## Data lines

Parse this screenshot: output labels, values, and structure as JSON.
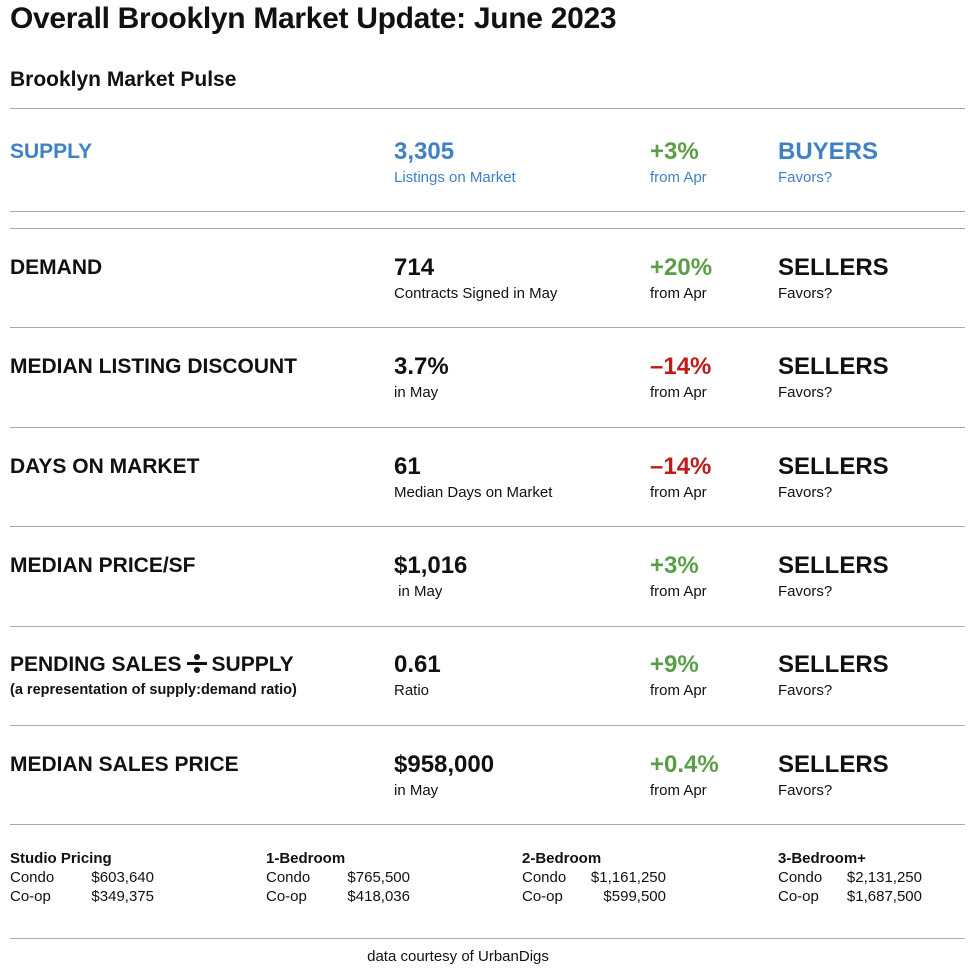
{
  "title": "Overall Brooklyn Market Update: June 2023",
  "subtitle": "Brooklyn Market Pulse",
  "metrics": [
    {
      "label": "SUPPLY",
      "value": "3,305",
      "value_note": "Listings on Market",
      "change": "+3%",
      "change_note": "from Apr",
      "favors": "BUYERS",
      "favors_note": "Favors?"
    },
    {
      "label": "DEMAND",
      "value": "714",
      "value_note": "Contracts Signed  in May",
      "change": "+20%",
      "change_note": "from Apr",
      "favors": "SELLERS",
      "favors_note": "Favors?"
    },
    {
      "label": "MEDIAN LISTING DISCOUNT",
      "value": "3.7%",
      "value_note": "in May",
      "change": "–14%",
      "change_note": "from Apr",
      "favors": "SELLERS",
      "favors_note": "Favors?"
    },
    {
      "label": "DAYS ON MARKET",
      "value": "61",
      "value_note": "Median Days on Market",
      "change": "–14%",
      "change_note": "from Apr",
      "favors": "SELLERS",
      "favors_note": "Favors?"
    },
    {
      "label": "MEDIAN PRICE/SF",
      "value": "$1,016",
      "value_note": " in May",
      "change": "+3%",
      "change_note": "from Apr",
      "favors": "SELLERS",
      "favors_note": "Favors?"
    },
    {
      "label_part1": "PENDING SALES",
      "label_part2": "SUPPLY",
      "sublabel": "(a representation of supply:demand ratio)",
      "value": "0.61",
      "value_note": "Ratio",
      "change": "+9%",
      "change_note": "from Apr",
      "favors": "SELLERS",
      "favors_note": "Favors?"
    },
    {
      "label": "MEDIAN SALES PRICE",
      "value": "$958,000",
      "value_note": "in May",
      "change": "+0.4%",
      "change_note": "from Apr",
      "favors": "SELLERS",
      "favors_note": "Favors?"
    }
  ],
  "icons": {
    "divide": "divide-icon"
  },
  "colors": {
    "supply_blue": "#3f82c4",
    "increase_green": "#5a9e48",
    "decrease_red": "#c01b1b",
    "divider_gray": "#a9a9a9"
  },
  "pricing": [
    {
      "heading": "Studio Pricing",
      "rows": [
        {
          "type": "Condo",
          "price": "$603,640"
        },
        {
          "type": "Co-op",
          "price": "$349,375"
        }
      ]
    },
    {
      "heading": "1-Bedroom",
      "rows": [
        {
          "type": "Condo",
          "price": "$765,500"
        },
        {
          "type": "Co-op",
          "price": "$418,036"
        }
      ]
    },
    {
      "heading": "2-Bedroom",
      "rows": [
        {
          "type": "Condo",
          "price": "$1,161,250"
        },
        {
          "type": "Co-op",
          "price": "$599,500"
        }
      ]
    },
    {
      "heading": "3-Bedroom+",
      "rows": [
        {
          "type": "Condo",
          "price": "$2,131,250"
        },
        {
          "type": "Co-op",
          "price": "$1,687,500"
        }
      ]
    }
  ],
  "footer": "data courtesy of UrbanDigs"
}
==
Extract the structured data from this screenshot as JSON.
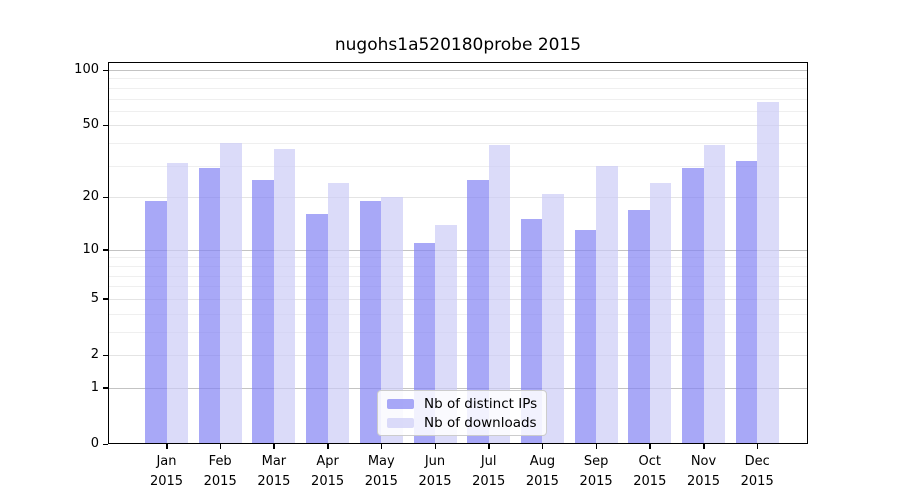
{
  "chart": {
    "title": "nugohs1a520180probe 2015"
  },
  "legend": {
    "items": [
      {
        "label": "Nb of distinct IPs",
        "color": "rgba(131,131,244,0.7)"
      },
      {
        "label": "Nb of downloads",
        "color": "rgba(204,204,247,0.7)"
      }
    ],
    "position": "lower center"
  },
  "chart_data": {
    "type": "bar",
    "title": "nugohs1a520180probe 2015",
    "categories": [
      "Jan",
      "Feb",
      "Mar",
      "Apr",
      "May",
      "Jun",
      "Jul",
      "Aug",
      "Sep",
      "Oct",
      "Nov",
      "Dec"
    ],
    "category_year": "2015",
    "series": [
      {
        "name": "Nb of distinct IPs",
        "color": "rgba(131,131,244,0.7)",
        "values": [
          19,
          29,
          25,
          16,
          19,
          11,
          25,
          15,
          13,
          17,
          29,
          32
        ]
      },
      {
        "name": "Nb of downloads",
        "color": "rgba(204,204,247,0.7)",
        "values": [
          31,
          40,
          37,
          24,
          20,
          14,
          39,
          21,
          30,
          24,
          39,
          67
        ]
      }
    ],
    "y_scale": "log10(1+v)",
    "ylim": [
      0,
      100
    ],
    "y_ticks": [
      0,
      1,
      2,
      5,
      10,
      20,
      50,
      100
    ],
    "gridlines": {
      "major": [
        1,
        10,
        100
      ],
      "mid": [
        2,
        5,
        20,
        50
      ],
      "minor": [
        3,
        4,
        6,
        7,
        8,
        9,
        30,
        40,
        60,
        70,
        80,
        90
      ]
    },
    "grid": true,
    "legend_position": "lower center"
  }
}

## What this task involves
Within the entries above, how many lines contain "screenshot"? Respond with the number only.

## Solution below
2